- **EXTRACT TO READ**

You can still enjoy the benefits of sitting outdoors regularly and inviting your attention to rest on the more-than-human world around you, on its movement and on the qualities of the land. All you need to do is to find a location outdoors that is easy to get to every day where you can allow yourself some time to simply sit and observe what is happening. The centering practice I will share can help you. If you commit to this daily practice, you will become a witness to how your land changes through the seasons and the years. You will begin to know more about the plants and animals that share the land, and you will even get to know individuals as time goes by.
At Kripalu, we have a red squirrel who lives in the hedge that runs all along the south-facing side of the building. Red squirrels are high-energy critters, full of spunk and attitude. One of this squirrel’s ears has a big chunk missing out of it, perhaps from a dispute with another red squirrel. I’ve watched this little guy for the past year and call him “One Ear.” I get such a burst of happiness when I see him. He’s always on the move. It is very sweet and rewarding to get to know an individual wild animal.
Recognition and awareness of individual wild animals can open our hearts, as we feel the animals’ struggles and losses and mourn their passing. One year, a red fox made a den on the property at Kripalu. All through the summer that fox made herself known, hunting rabbits that lived in the hedge to feed her pups (much to the horror of some guests) and moving freely through the grounds at all hours of the day. We all loved to watch for her and share stories of her exploits. At the end of the season, we were saddened to find her body by the road; she had been struck by a car. She was not simply roadkill to us, a random member of a common species; she was an individual with a life story. We had had the opportunity to share a part of our lives with her and to know about her.
Nature connection and nature meditation open our hearts to all lives on the land. With the expansion of awareness comes a deepening of feelings and attachment, not a dependent attachment but a loving appreciation. We need this experience to awaken an ethic of stewardship and responsibility for our world.
To prepare for nature meditation, it’s essential to learn how to invite your attention out of the past and future and in to the dynamic, breathing, ever-changing qualities of the living earth in this present moment. Let’s explore a practice with which you can center yourself outdoors. I invite you to adopt this practice and to use it every day, in your favorite spot outdoors whenever possible. It is a first step in your mindful rewilding. Even if you can’t practice outside every day, I invite you to use it wherever you are, wherever you can. If you are at home, you can sit in front of a plant, some herbs, or a burning candle, something to connect you with the living earth.
At the beginning of any outdoor experience, I pause to center myself. Centering just means inviting your attention to rest in the present moment. I like to close my eyes and focus internally. This brief rest of the senses actually sharpens them so that when I refocus my awareness outward, I perceive the earth around me. Becoming centered shows respect and gratitude for the earth and intensifies our time in nature.

[Stored items]
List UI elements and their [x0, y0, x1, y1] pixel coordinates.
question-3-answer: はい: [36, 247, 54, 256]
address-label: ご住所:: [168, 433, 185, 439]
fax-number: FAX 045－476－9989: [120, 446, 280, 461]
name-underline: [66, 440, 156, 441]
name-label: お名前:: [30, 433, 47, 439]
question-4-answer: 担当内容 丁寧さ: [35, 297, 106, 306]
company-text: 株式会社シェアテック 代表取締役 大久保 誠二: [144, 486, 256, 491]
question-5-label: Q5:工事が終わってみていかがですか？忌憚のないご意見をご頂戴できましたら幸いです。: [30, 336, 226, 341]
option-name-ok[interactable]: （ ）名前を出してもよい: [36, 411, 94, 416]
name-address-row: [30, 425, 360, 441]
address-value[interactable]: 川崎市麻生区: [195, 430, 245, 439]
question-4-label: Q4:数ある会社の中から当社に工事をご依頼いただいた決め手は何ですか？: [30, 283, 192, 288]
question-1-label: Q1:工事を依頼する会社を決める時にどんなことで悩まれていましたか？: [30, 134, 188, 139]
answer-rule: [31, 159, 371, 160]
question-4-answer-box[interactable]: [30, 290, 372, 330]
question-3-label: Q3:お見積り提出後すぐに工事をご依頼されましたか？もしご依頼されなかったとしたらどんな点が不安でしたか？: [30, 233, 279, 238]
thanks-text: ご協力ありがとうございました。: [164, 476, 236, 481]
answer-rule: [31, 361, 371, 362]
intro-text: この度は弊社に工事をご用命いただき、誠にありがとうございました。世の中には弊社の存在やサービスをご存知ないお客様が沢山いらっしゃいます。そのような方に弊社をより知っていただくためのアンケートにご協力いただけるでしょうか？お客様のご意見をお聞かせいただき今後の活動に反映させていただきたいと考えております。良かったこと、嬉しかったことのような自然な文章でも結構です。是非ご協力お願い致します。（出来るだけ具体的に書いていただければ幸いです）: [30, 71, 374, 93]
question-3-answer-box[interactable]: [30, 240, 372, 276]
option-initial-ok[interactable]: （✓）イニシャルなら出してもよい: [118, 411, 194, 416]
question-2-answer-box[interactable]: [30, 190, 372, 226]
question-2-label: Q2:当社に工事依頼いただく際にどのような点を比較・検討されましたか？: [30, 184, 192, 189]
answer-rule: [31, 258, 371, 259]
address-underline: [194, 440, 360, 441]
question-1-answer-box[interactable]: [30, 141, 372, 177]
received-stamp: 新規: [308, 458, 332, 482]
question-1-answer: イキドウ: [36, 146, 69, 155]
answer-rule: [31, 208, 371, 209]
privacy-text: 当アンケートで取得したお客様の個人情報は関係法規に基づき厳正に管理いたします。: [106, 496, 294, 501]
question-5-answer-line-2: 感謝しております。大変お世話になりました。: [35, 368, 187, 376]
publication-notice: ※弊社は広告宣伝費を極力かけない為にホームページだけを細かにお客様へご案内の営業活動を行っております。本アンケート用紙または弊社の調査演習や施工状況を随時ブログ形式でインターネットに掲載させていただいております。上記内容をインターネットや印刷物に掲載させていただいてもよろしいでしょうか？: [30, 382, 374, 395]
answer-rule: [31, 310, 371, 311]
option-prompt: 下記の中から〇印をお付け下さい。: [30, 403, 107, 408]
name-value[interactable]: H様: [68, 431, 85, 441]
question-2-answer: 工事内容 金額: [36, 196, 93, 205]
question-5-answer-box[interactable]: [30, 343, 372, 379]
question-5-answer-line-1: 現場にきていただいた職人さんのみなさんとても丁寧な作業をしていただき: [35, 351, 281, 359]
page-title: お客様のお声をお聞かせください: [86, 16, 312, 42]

- **EXERCISE A**
Answer these questions about the nature meditation text, one answer per line:
(i) What name does the narrator give the red squirrel at Kripalu?
(ii) What did the red fox hunt to feed her pups?
(iii) What three things does the text suggest sitting in front of when at home?
- **EXERCISE B**
Update the Stored items rows from the first row through the row containing "question-4-answer: 担当内容 丁寧さ: [35, 297, 106, 306]" by changing "UI elements" to "page items", and give only those rows with nothing else altered.

- **COMPLETE ANSWER A**
(i) One Ear
(ii) Rabbits that lived in the hedge
(iii) A plant, some herbs, or a burning candle

- **COMPLETE ANSWER B**
List page items and their [x0, y0, x1, y1] pixel coordinates.
question-3-answer: はい: [36, 247, 54, 256]
address-label: ご住所:: [168, 433, 185, 439]
fax-number: FAX 045－476－9989: [120, 446, 280, 461]
name-underline: [66, 440, 156, 441]
name-label: お名前:: [30, 433, 47, 439]
question-4-answer: 担当内容 丁寧さ: [35, 297, 106, 306]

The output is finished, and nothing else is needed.